→ What to produce: Where a line of the material contains the string "Váci", copy that line.

→ Extracted entries:
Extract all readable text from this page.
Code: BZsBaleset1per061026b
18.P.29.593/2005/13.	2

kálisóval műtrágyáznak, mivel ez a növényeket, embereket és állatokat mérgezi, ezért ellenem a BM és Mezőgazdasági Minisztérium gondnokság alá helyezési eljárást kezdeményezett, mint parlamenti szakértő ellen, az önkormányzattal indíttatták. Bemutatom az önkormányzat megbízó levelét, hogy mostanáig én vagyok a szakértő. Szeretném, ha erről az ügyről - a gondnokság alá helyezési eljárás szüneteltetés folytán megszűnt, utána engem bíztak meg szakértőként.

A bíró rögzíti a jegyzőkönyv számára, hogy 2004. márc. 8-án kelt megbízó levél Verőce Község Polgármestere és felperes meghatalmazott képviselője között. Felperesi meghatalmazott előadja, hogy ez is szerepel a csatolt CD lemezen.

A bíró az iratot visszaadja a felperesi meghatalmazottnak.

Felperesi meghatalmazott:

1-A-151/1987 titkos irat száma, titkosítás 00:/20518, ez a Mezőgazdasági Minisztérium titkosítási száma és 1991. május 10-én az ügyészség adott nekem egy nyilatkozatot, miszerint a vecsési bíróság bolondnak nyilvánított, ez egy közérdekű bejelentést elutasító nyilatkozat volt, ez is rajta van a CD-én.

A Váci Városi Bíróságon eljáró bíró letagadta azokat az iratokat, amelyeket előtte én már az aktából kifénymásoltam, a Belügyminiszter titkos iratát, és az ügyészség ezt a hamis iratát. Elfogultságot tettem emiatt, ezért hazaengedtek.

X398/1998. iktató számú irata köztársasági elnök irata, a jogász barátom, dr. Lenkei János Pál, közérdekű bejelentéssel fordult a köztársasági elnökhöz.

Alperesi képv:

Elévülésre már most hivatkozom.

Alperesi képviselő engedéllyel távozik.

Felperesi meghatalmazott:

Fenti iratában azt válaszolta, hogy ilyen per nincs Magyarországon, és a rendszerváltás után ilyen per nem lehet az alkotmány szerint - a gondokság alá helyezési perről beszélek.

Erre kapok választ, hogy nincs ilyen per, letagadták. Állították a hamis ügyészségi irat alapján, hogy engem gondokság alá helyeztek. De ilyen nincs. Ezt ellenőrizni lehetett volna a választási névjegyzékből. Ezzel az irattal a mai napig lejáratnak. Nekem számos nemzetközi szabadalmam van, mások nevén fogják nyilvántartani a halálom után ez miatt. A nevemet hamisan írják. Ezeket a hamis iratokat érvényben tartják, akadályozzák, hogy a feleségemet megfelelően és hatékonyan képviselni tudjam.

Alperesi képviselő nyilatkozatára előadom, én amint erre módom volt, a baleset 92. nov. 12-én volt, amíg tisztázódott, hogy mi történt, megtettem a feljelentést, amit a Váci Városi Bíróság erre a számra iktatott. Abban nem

==

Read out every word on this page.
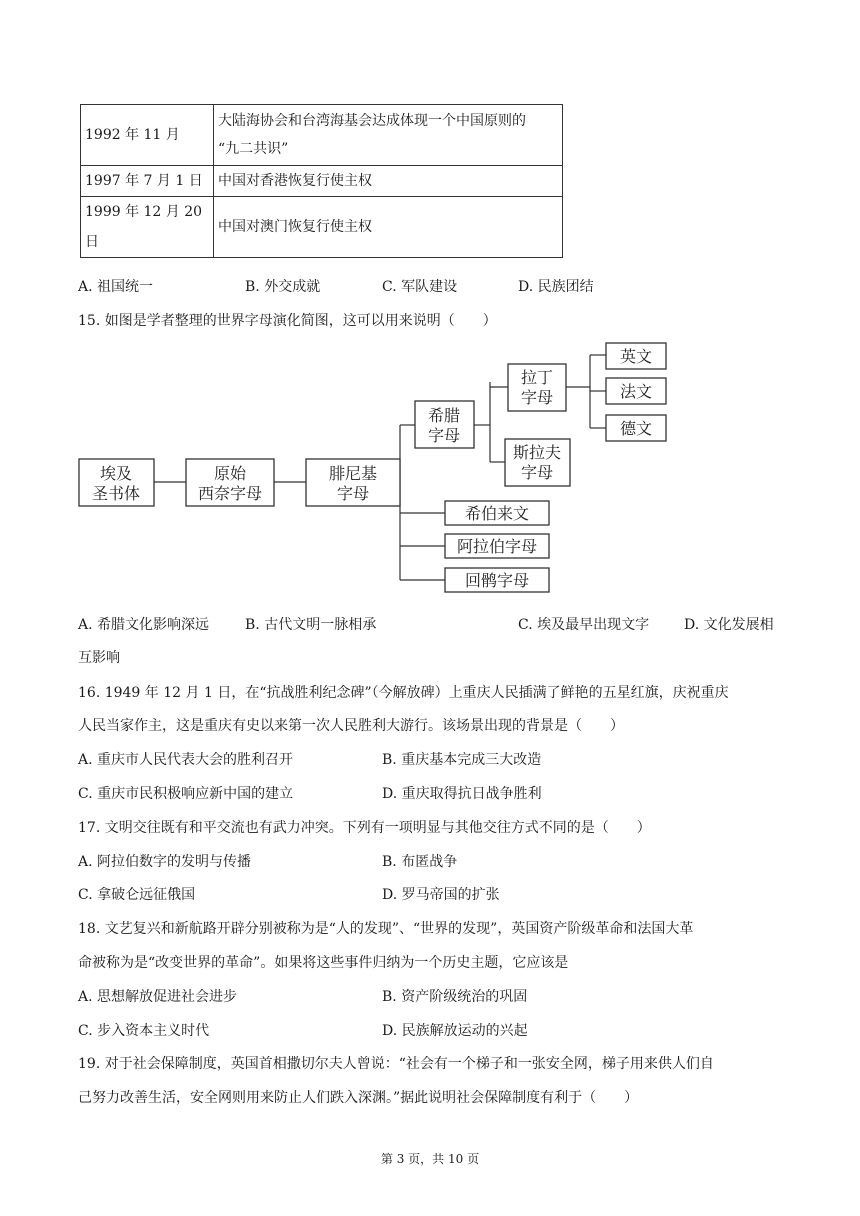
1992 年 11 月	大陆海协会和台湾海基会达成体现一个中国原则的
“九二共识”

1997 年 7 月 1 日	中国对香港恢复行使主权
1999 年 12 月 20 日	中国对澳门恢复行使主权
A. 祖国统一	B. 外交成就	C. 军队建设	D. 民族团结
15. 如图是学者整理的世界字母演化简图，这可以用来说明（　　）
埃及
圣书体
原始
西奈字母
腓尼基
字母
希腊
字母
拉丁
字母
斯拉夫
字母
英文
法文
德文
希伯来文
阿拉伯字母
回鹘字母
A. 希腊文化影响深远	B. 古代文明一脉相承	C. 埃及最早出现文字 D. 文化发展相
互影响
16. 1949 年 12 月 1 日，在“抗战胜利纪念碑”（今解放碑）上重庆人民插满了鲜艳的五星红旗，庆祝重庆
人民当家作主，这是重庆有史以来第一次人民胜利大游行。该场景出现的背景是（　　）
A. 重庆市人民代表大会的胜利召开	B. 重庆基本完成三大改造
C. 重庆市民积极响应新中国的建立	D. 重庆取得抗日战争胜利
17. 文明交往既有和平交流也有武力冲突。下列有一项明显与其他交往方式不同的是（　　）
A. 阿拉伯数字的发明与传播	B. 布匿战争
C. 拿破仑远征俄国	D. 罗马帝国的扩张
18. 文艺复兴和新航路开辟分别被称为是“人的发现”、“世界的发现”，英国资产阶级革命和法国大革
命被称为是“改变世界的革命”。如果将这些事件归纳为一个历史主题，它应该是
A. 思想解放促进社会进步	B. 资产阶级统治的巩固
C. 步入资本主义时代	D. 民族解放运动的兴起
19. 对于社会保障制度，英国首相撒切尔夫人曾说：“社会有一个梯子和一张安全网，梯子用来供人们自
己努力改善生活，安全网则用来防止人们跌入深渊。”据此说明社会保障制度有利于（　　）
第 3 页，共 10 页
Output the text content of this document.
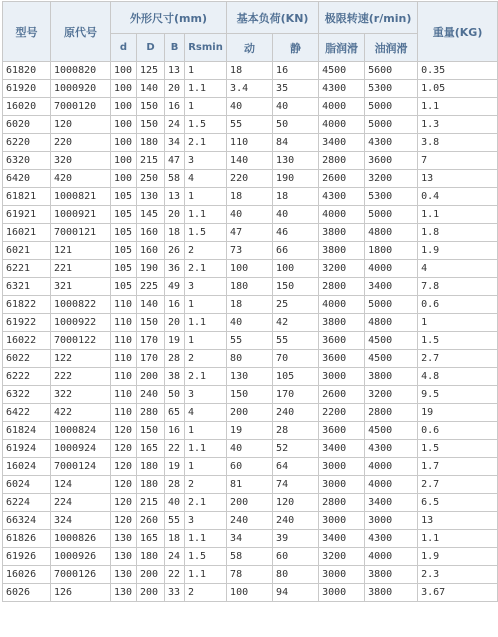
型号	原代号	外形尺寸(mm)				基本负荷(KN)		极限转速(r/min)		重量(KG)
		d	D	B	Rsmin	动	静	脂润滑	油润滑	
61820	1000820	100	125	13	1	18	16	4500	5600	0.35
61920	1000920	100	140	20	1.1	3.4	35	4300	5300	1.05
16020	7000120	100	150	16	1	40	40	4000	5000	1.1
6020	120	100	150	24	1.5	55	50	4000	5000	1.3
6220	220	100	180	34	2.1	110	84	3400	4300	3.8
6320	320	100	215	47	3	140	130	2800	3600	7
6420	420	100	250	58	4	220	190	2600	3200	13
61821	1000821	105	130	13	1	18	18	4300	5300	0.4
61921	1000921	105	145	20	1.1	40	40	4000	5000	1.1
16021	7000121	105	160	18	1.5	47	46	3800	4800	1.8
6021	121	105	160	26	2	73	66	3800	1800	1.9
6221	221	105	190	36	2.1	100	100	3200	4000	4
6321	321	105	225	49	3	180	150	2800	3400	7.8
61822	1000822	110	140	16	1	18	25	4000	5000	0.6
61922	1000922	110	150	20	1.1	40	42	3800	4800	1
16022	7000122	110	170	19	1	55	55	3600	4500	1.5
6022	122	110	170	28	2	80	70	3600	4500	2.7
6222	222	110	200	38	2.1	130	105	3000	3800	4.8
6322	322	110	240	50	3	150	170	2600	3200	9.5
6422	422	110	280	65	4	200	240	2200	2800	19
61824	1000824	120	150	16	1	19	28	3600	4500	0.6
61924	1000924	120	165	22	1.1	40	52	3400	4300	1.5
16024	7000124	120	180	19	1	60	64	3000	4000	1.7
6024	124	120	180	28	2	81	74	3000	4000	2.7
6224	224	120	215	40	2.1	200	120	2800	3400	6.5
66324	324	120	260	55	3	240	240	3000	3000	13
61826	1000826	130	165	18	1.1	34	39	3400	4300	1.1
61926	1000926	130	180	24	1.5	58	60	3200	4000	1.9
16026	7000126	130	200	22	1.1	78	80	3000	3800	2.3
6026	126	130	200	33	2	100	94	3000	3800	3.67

→ Exercise result:
A Váci Városi Bíróságon eljáró bíró letagadta azokat az iratokat, amelyeket előtte én már az aktából kifénymásoltam, a Belügyminiszter titkos iratát, és az ügyészség ezt a hamis iratát. Elfogultságot tettem emiatt, ezért hazaengedtek.
Alperesi képviselő nyilatkozatára előadom, én amint erre módom volt, a baleset 92. nov. 12-én volt, amíg tisztázódott, hogy mi történt, megtettem a feljelentést, amit a Váci Városi Bíróság erre a számra iktatott. Abban nem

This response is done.